Search the entries for the word "JSON" and pull out each line that has it.

── TASK DATA

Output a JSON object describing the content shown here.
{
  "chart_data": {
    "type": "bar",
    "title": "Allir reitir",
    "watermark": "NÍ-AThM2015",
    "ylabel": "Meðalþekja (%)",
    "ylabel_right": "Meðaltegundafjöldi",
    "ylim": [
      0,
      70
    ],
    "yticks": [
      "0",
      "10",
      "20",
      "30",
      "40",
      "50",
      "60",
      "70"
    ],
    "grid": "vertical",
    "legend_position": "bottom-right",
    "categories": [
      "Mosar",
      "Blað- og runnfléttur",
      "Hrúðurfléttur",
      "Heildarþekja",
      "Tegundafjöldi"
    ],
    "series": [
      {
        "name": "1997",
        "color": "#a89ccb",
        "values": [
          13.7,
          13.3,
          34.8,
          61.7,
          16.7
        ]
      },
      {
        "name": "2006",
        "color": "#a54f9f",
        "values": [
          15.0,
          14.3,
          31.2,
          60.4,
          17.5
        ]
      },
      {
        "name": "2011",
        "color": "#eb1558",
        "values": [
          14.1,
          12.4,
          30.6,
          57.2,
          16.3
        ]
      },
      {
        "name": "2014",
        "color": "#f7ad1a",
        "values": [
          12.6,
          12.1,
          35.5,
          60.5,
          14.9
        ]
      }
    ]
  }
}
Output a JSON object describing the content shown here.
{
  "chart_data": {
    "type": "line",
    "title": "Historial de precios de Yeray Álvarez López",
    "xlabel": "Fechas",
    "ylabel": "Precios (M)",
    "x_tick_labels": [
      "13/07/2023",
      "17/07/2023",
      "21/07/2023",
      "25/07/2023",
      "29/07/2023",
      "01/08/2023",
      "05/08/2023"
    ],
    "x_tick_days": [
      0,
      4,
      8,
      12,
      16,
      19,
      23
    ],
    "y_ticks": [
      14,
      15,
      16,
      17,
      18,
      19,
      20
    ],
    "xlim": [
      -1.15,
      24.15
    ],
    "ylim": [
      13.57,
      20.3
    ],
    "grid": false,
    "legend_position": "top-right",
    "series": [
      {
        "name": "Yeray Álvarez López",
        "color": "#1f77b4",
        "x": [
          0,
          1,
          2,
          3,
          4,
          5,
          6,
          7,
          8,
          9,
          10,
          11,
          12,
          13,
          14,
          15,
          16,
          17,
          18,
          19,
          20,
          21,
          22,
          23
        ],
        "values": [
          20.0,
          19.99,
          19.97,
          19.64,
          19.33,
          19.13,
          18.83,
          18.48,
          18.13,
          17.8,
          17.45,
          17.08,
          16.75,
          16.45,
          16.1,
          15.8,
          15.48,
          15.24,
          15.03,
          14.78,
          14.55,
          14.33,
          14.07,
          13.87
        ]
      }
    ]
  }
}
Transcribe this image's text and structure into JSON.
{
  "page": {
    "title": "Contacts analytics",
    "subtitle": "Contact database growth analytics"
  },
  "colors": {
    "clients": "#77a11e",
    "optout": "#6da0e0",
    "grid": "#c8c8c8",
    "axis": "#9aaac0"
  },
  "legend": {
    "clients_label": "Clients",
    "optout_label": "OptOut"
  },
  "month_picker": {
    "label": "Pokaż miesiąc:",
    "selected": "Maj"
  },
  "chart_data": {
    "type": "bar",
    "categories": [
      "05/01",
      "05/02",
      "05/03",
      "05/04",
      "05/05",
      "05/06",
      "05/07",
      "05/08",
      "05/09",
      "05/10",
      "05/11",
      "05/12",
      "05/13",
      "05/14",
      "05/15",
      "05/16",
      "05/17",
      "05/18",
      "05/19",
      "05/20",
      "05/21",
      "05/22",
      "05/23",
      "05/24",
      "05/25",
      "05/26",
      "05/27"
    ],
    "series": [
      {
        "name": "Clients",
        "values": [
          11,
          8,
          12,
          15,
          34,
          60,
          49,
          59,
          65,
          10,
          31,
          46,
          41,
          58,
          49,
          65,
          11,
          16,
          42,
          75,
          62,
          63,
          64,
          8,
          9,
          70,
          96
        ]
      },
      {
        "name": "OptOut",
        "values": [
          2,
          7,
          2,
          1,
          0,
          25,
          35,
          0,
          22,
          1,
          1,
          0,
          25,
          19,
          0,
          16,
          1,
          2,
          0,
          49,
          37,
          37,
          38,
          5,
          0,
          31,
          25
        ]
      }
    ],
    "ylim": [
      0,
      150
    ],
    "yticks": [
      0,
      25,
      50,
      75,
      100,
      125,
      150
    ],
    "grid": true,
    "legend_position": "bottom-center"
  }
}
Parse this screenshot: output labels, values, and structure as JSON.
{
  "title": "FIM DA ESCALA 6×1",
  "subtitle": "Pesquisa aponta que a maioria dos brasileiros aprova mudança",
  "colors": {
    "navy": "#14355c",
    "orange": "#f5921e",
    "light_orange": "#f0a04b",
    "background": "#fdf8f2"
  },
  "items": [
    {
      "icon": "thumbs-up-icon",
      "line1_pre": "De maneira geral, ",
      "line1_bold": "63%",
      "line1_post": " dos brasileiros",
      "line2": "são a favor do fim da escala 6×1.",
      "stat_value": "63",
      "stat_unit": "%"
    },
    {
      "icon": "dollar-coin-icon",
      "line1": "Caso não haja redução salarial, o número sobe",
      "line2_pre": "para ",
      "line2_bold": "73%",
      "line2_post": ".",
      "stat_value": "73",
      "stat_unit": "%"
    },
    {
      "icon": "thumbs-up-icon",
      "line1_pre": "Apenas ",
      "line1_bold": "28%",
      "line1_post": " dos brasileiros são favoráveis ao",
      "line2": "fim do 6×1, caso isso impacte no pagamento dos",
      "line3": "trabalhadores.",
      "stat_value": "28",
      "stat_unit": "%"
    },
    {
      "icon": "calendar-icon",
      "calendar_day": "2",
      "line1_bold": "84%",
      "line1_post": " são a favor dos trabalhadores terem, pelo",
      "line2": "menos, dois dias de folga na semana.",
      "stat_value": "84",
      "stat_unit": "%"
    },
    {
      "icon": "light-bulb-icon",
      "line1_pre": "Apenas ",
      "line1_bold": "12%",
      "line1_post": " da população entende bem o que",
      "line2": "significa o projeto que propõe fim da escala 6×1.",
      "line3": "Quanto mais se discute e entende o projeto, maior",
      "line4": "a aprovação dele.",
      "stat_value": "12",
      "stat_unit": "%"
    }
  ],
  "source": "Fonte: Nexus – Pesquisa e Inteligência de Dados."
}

────

*ANSWER*:
Output a JSON object describing the content shown here.
Output a JSON object describing the content shown here.
Transcribe this image's text and structure into JSON.
Parse this screenshot: output labels, values, and structure as JSON.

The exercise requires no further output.